▸ **Information supplied**
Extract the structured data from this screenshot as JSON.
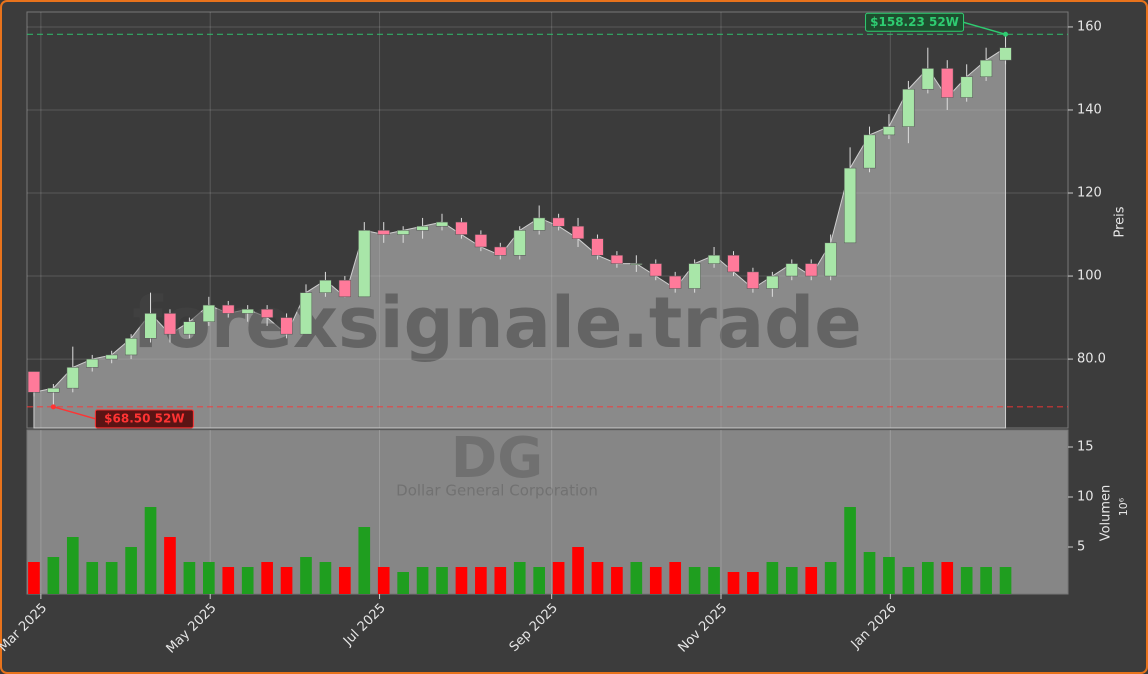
{
  "chart_data": {
    "type": "candlestick",
    "watermark": "forexsignale.trade",
    "symbol": "DG",
    "company": "Dollar General Corporation",
    "y_label": "Preis",
    "volume_label": "Volumen",
    "volume_scale_label": "10⁶",
    "grid": true,
    "up_color": "#a8e6a8",
    "down_color": "#ff7a9a",
    "volume_up_color": "#1f9e1f",
    "volume_down_color": "#ff0000",
    "area_color": "#8a8a8a",
    "x": [
      "2025-02-24",
      "2025-03-03",
      "2025-03-10",
      "2025-03-17",
      "2025-03-24",
      "2025-03-31",
      "2025-04-07",
      "2025-04-14",
      "2025-04-21",
      "2025-04-28",
      "2025-05-05",
      "2025-05-12",
      "2025-05-19",
      "2025-05-26",
      "2025-06-02",
      "2025-06-09",
      "2025-06-16",
      "2025-06-23",
      "2025-06-30",
      "2025-07-07",
      "2025-07-14",
      "2025-07-21",
      "2025-07-28",
      "2025-08-04",
      "2025-08-11",
      "2025-08-18",
      "2025-08-25",
      "2025-09-01",
      "2025-09-08",
      "2025-09-15",
      "2025-09-22",
      "2025-09-29",
      "2025-10-06",
      "2025-10-13",
      "2025-10-20",
      "2025-10-27",
      "2025-11-03",
      "2025-11-10",
      "2025-11-17",
      "2025-11-24",
      "2025-12-01",
      "2025-12-08",
      "2025-12-15",
      "2025-12-22",
      "2025-12-29",
      "2026-01-05",
      "2026-01-12",
      "2026-01-19",
      "2026-01-26",
      "2026-02-02",
      "2026-02-09"
    ],
    "open": [
      77,
      72,
      73,
      78,
      80,
      81,
      85,
      91,
      86,
      89,
      93,
      91,
      92,
      90,
      86,
      96,
      99,
      95,
      111,
      110,
      111,
      112,
      113,
      110,
      107,
      105,
      111,
      114,
      112,
      109,
      105,
      103,
      103,
      100,
      97,
      103,
      105,
      101,
      97,
      100,
      103,
      100,
      108,
      126,
      134,
      136,
      145,
      150,
      143,
      148,
      152
    ],
    "high": [
      77,
      74,
      83,
      81,
      82,
      86,
      96,
      92,
      90,
      95,
      94,
      93,
      93,
      91,
      98,
      101,
      100,
      113,
      113,
      112,
      114,
      115,
      114,
      111,
      108,
      112,
      117,
      115,
      114,
      110,
      106,
      105,
      104,
      101,
      104,
      107,
      106,
      102,
      101,
      104,
      104,
      110,
      131,
      136,
      139,
      147,
      155,
      152,
      151,
      155,
      158.23
    ],
    "low": [
      71,
      68.5,
      72,
      77,
      79,
      80,
      84,
      84,
      85,
      88,
      90,
      89,
      88,
      85,
      86,
      95,
      95,
      95,
      108,
      108,
      109,
      111,
      109,
      106,
      104,
      104,
      110,
      111,
      107,
      104,
      102,
      101,
      99,
      96,
      96,
      102,
      100,
      96,
      95,
      99,
      99,
      99,
      108,
      125,
      133,
      132,
      144,
      140,
      142,
      147,
      151
    ],
    "close": [
      72,
      73,
      78,
      80,
      81,
      85,
      91,
      86,
      89,
      93,
      91,
      92,
      90,
      86,
      96,
      99,
      95,
      111,
      110,
      111,
      112,
      113,
      110,
      107,
      105,
      111,
      114,
      112,
      109,
      105,
      103,
      103,
      100,
      97,
      103,
      105,
      101,
      97,
      100,
      103,
      100,
      108,
      126,
      134,
      136,
      145,
      150,
      143,
      148,
      152,
      155
    ],
    "volume": [
      3.5,
      4,
      6,
      3.5,
      3.5,
      5,
      9,
      6,
      3.5,
      3.5,
      3,
      3,
      3.5,
      3,
      4,
      3.5,
      3,
      7,
      3,
      2.5,
      3,
      3,
      3,
      3,
      3,
      3.5,
      3,
      3.5,
      5,
      3.5,
      3,
      3.5,
      3,
      3.5,
      3,
      3,
      2.5,
      2.5,
      3.5,
      3,
      3,
      3.5,
      9,
      4.5,
      4,
      3,
      3.5,
      3.5,
      3,
      3,
      3
    ],
    "xlim": [
      "2025-02-24",
      "2026-03-06"
    ],
    "xticks": [
      {
        "value": "2025-03-01",
        "label": "Mar 2025"
      },
      {
        "value": "2025-05-01",
        "label": "May 2025"
      },
      {
        "value": "2025-07-01",
        "label": "Jul 2025"
      },
      {
        "value": "2025-09-01",
        "label": "Sep 2025"
      },
      {
        "value": "2025-11-01",
        "label": "Nov 2025"
      },
      {
        "value": "2026-01-01",
        "label": "Jan 2026"
      }
    ],
    "ylim": [
      63.4,
      163.6
    ],
    "yticks": [
      {
        "value": 80,
        "label": "80.0"
      },
      100,
      120,
      140,
      160
    ],
    "volume_ylim": [
      0.3,
      16.7
    ],
    "volume_yticks": [
      5,
      10,
      15
    ],
    "annotations": [
      {
        "text": "$158.23 52W",
        "value": 158.23,
        "x": "2026-02-09",
        "color": "#2ecc71"
      },
      {
        "text": "$68.50 52W",
        "value": 68.5,
        "x": "2025-03-03",
        "color": "#ff3333"
      }
    ]
  }
}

▸ **Problem description**
Exactly how many lines of the material contain the word "value"? Write the number alone.

▸ **Task response**
9